§ **Exercise goal**
Copy out each line that includes the word "Capita".

§ **Record extracts**
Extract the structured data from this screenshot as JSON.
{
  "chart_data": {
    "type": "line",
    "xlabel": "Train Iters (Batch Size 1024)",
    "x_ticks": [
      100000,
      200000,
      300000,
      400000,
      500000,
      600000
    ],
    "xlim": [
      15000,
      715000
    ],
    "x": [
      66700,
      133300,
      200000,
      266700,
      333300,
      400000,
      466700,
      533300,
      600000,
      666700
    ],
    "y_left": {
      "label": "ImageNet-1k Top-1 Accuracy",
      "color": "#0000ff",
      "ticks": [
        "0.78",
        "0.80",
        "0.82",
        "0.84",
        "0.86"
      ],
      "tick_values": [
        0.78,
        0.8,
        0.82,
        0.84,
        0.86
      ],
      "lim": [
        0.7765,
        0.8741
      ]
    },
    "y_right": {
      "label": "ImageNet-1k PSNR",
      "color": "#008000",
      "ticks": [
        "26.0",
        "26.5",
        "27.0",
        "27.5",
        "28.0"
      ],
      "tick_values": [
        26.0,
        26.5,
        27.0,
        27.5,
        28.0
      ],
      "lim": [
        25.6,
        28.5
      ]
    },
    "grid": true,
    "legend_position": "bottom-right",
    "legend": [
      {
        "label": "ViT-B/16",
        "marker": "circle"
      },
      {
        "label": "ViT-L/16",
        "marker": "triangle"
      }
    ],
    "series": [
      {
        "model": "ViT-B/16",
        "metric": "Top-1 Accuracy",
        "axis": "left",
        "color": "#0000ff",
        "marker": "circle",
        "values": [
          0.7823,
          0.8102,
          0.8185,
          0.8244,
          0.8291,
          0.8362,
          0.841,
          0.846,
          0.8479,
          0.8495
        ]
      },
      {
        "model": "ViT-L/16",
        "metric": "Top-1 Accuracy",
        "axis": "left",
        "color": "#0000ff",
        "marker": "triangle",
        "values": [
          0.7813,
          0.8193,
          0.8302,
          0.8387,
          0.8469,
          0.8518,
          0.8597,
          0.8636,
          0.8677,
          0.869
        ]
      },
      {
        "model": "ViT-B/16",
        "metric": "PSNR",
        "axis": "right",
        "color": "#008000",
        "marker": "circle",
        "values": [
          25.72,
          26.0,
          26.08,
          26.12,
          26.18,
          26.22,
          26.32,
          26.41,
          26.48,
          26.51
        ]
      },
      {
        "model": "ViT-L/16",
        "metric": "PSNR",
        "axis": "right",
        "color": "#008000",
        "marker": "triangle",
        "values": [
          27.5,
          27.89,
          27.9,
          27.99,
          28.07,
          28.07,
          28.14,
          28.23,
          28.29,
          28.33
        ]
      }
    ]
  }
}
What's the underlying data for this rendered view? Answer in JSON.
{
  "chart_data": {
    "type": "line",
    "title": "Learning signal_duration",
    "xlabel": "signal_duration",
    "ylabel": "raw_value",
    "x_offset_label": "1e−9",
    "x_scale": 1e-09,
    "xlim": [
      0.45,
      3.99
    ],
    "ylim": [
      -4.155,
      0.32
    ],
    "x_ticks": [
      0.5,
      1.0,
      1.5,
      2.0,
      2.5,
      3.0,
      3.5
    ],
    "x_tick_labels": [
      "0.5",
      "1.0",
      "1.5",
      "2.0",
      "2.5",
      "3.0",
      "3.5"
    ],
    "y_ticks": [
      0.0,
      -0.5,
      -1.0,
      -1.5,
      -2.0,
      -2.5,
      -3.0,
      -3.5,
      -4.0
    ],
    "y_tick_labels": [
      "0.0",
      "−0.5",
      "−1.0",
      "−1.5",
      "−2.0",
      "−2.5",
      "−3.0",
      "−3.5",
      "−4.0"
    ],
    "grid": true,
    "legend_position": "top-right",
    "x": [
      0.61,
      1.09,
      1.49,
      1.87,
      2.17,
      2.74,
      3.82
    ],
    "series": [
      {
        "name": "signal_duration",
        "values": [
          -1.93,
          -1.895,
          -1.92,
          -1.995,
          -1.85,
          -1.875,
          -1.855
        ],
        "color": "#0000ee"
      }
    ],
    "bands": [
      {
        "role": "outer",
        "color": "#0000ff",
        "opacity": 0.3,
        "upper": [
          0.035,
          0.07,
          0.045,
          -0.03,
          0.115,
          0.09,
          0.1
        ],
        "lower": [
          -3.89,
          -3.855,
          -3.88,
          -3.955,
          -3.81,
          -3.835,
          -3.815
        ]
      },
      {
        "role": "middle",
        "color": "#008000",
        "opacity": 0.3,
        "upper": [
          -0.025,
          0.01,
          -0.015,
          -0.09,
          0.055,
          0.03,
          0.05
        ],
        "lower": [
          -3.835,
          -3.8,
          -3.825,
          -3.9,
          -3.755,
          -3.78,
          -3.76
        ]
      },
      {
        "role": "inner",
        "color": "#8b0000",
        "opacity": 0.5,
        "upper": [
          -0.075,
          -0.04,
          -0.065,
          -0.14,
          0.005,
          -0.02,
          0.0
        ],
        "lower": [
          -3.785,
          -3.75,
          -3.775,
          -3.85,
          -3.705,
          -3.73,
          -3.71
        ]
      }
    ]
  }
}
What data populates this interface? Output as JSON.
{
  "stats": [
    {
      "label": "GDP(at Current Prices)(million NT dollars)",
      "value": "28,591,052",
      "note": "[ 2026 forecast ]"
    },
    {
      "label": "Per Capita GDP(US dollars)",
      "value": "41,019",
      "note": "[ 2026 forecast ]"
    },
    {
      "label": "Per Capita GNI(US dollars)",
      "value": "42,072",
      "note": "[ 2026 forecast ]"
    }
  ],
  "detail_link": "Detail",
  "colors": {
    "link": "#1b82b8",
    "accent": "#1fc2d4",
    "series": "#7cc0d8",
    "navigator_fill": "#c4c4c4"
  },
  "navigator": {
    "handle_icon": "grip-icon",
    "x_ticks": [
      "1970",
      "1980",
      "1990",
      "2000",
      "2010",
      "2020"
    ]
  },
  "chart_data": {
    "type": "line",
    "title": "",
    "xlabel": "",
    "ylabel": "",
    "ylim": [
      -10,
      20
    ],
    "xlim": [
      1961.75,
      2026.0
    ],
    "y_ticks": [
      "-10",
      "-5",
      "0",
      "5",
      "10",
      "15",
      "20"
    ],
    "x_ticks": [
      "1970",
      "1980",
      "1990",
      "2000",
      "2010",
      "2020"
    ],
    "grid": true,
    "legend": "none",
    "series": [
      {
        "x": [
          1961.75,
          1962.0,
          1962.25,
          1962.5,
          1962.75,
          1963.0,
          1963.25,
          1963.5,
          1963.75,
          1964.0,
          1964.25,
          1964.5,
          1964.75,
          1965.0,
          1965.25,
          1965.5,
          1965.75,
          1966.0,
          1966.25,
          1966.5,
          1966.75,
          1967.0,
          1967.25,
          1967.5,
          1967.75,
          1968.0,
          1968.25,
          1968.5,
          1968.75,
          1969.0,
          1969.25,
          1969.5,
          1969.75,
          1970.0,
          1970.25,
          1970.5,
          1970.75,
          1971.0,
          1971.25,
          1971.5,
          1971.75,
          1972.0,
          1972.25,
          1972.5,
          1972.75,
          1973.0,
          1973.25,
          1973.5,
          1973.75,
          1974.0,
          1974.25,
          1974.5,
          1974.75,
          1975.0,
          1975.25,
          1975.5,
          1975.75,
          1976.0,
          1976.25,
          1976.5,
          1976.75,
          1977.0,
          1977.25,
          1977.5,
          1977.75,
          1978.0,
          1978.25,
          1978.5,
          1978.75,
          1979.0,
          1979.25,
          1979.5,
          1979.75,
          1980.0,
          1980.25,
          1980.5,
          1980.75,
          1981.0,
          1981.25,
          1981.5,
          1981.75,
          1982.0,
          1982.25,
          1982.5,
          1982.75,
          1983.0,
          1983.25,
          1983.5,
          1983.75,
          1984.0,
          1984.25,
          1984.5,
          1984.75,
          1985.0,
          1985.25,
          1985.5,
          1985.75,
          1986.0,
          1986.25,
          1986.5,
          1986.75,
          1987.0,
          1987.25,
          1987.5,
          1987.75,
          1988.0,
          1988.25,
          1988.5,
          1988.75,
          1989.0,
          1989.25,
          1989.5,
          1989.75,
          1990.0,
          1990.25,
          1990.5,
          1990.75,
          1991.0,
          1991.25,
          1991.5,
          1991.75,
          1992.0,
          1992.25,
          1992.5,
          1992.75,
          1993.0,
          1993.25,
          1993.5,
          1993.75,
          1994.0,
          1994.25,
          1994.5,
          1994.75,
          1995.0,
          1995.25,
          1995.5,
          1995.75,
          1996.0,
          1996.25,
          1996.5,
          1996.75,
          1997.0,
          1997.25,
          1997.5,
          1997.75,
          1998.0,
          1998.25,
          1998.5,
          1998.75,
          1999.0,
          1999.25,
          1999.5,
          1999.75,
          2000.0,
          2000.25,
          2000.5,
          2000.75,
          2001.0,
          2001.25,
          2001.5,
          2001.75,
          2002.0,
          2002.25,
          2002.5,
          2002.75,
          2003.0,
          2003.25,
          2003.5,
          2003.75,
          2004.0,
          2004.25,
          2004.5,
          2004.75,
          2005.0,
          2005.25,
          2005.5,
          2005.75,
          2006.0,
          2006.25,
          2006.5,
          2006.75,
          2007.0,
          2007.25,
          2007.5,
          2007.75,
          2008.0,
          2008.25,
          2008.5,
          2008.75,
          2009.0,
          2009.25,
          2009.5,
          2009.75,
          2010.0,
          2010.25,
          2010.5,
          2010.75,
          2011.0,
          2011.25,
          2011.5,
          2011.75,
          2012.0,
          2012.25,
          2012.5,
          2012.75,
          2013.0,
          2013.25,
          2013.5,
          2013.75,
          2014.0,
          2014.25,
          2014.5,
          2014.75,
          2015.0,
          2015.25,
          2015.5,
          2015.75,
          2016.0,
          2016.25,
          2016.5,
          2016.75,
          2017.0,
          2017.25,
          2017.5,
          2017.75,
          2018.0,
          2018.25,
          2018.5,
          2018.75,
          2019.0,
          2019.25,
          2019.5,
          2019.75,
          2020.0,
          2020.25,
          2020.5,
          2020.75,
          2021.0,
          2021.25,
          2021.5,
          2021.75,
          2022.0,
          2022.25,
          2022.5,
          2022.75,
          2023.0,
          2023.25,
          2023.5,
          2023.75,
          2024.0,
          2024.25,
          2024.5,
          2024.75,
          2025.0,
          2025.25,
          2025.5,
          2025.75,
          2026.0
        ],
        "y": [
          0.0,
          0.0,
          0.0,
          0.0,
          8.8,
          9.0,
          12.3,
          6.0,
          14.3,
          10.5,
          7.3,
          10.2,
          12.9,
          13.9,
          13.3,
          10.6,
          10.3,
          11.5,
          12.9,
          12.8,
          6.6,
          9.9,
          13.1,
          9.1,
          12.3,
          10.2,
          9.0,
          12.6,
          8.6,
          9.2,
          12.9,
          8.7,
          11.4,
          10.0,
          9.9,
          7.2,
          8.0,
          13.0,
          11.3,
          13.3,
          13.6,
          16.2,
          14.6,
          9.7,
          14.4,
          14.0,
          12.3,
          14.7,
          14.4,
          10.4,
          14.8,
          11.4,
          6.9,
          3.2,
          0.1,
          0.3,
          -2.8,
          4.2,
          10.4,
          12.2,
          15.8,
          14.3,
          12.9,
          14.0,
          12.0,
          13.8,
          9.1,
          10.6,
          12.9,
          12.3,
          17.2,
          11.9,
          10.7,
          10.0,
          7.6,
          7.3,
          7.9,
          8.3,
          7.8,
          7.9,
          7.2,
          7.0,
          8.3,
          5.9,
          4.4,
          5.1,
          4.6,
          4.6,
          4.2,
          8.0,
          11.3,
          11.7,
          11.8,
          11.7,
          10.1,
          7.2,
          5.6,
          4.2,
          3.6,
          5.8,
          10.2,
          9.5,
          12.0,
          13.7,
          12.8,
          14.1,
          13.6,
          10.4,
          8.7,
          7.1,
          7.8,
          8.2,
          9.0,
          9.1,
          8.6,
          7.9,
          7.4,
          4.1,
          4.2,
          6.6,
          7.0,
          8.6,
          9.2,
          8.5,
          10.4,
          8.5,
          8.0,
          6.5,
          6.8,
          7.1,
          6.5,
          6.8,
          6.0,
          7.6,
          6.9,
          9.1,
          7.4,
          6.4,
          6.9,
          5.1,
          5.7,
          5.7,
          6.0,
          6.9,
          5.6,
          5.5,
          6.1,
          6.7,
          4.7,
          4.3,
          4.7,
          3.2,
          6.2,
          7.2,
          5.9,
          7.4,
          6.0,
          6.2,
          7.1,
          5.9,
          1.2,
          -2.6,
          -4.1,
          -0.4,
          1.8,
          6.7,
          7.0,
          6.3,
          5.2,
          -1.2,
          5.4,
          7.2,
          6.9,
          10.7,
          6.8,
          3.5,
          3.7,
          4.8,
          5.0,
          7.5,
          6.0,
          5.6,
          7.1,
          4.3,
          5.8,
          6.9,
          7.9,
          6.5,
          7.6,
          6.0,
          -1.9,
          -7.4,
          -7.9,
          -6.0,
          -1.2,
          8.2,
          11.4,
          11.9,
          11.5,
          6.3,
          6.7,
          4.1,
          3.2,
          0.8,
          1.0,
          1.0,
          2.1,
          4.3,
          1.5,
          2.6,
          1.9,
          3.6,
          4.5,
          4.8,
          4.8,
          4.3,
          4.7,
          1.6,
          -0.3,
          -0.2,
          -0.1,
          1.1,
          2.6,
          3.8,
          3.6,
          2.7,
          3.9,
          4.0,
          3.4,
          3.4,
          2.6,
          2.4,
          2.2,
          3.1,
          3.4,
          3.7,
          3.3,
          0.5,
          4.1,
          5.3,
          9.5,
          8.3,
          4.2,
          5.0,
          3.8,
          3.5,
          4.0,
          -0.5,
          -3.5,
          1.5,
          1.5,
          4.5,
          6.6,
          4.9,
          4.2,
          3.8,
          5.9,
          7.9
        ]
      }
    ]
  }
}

§ **Result of the exercise**
      "label": "Per Capita GDP(US dollars)",
      "label": "Per Capita GNI(US dollars)",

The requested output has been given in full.